> [TASK INSTRUCTIONS]
Pick up the passage on how a genome can produce complex structure without specifying it directly, and continue it from its final sentence.

> [SELECTED EXTRACT]
· · · ·
  But given the fixed seed, system Enata in galaxy 3 is built-in to the game, and everyone who plays has the chance to find it. Similarly, if the human genome has hit upon a specific starting configuration that when iterated upon happens to produce specific kinds of complex circuitry, it can then just continue producing that initial configuration and thus similar end results, even though it can’t actually specify the end result directly.
  2. As a special case of the above, if the brain is running a particular kind of learning algorithm (that the genome specifies), then there may be learning-theoretical laws that determine what kind of structure that algorithm will end up learning from interacting with the world, regardless of whether that has been directly specified. For instance, vision models seem to develop specific neurons for detecting curves. This is so underspecified by the initial learning algorithm that there’s been some controversy about whether models really even do have curve detectors; it had to be determined via empirical investigation.
· · · ·
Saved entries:
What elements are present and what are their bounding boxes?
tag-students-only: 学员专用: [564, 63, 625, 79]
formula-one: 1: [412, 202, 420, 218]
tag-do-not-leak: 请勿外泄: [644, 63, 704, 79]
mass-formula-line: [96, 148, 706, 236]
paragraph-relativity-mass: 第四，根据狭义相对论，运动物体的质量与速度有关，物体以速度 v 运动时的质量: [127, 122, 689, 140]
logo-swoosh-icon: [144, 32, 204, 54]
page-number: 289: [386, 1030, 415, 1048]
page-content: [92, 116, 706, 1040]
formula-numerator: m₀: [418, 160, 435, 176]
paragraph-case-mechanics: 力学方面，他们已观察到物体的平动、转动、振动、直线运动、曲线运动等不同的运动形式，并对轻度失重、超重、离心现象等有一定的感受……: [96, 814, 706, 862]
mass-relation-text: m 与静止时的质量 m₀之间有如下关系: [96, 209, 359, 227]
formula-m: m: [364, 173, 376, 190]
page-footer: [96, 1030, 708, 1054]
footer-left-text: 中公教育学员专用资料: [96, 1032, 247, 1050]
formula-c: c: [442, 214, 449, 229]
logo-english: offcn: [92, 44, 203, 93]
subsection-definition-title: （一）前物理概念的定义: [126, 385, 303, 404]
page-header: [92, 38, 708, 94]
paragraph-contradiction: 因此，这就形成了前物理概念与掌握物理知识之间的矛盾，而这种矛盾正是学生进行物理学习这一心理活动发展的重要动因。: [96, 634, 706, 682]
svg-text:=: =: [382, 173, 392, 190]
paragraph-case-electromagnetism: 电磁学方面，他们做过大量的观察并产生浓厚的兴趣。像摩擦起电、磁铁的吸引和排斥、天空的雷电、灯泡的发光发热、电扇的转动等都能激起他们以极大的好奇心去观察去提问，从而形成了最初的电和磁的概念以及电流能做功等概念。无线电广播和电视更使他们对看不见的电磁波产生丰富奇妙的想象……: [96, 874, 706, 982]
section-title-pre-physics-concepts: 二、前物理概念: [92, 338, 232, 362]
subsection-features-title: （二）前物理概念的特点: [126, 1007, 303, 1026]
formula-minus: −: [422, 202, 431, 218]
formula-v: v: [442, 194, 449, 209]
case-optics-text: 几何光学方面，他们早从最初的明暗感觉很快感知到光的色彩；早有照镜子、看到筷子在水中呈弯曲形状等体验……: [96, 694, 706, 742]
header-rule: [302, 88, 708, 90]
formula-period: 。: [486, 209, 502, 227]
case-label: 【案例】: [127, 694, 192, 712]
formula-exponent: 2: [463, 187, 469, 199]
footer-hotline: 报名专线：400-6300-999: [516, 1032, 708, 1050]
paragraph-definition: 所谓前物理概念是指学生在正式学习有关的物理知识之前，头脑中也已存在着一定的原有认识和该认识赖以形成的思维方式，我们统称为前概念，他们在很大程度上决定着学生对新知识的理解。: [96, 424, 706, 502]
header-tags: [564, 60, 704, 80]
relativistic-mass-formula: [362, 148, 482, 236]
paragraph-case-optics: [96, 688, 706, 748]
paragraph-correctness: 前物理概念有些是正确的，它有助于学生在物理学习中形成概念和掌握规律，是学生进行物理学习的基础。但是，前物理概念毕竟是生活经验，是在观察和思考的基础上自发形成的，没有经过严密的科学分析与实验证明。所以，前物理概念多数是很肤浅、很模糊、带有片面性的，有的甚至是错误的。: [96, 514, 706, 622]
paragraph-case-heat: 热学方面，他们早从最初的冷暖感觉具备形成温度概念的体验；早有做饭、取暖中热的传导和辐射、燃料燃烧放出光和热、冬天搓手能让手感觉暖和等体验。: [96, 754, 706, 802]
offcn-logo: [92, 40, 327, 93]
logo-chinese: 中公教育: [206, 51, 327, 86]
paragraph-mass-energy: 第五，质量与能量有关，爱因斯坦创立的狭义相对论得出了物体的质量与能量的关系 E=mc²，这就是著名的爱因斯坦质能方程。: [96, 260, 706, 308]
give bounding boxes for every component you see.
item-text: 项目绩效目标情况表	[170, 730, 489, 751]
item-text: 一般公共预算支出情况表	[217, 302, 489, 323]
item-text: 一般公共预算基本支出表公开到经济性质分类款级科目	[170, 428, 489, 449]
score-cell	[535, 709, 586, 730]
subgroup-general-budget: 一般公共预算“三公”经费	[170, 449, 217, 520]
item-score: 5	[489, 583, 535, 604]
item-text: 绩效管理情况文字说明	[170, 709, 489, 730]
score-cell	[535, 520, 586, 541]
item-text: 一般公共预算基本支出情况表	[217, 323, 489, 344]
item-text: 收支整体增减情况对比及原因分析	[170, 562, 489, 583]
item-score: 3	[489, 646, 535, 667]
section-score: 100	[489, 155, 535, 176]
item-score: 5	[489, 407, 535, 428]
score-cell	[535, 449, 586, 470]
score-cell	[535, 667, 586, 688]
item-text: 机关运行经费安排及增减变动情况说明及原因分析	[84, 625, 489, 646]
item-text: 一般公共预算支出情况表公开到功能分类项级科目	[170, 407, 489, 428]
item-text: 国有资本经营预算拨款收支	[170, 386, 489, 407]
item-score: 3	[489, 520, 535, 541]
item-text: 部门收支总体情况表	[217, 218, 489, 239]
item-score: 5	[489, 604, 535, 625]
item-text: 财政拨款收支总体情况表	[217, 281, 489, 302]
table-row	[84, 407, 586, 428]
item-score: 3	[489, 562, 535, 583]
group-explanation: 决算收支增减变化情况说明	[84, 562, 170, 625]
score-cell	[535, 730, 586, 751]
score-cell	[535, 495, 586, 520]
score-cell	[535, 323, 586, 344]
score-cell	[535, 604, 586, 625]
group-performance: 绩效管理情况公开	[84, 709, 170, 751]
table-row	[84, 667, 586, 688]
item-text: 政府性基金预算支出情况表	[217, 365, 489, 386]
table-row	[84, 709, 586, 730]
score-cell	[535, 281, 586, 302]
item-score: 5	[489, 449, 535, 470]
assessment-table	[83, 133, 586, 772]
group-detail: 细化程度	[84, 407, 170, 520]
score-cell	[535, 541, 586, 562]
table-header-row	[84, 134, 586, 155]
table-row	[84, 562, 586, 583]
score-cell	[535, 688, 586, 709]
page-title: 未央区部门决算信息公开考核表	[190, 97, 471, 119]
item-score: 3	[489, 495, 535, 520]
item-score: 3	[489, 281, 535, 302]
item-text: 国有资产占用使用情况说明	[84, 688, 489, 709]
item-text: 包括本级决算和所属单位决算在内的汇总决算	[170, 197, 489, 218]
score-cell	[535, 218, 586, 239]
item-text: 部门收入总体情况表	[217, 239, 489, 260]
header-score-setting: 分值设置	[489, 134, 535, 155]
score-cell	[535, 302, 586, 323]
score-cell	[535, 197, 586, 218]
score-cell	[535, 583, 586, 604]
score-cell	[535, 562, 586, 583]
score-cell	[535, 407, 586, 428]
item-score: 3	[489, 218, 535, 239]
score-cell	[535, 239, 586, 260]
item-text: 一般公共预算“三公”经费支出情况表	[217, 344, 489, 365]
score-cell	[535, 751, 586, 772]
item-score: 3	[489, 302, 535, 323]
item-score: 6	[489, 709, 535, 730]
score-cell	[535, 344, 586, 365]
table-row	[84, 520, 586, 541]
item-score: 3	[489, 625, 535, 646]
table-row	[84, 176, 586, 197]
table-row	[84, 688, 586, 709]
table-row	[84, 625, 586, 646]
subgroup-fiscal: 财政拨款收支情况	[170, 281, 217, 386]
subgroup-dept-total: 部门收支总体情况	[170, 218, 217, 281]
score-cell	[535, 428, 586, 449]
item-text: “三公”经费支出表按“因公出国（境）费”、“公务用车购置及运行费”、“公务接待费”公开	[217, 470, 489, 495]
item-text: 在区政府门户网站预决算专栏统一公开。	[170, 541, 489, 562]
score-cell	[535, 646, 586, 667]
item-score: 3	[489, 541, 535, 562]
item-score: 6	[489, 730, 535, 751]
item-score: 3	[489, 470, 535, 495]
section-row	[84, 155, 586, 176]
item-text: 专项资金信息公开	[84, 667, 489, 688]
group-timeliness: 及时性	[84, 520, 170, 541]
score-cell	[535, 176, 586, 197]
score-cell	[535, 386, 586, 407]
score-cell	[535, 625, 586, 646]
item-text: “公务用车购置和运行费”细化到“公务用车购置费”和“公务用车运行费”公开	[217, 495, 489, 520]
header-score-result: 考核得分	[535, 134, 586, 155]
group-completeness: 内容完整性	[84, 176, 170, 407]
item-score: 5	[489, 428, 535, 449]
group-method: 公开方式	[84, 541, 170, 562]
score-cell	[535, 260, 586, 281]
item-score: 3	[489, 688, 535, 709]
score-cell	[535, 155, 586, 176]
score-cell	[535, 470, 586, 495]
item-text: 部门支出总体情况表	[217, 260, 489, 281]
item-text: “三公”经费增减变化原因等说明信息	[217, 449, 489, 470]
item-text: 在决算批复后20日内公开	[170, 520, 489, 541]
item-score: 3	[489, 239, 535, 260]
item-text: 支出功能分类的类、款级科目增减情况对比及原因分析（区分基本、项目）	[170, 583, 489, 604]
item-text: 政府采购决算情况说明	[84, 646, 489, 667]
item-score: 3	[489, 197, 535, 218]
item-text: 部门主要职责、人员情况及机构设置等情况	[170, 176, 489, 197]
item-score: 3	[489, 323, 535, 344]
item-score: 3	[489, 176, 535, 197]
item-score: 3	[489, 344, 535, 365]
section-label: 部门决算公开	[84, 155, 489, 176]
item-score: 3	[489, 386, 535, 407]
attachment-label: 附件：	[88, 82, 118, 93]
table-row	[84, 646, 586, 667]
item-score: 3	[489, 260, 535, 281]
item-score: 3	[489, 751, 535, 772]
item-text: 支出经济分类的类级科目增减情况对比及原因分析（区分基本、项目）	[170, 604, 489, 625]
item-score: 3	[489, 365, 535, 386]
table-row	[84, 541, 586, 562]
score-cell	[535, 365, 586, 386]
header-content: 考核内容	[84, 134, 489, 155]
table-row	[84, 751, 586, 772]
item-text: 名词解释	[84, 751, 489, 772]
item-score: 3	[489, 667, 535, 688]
· · · ·
> [EXERCISE OUTPUT]
  Every vision model we’ve explored in detail contains neurons which detect curves. [...] Each curve detector implements a variant of the same algorithm: it responds to a wide variety of curves, preferring curves of a particular orientation and gradually firing less as the orientation changes. Curve neurons are invariant to cosmetic properties such as brightness, texture, and color. [...]
  It’s worth stepping back and reflecting on how surprising the existence of seemingly meaningful features like curve detectors is. There’s no explicit incentive for the network to form meaningful neurons. It’s not like we optimized these neurons to be curve detectors! Rather, InceptionV1 is trained to classify images into categories many levels of abstraction removed from curves and somehow curve detectors fell out of gradient descent.
  Moreover, detecting curves across a wide variety of natural images is a difficult and arguably unsolved problem in classical computer vision ⁴. InceptionV1 seems to learn a flexible and general solution to this problem, implemented using five convolutional layers. We’ll see in the next article that the algorithm used is straightforward and understandable, and we’ve since reimplemented it by hand.
  In the case of “narratives”, they look to me to be something like models that a human mind has of itself. As such, they could easily be “built-in” without being directly specified, if the genome implements something like a hierarchical learning system that tries to construct models of any input it receives. The actions that the system itself takes are included in the set of inputs that it receives, so just a general tendency towards model-building could lead to the generation of self-models (narratives).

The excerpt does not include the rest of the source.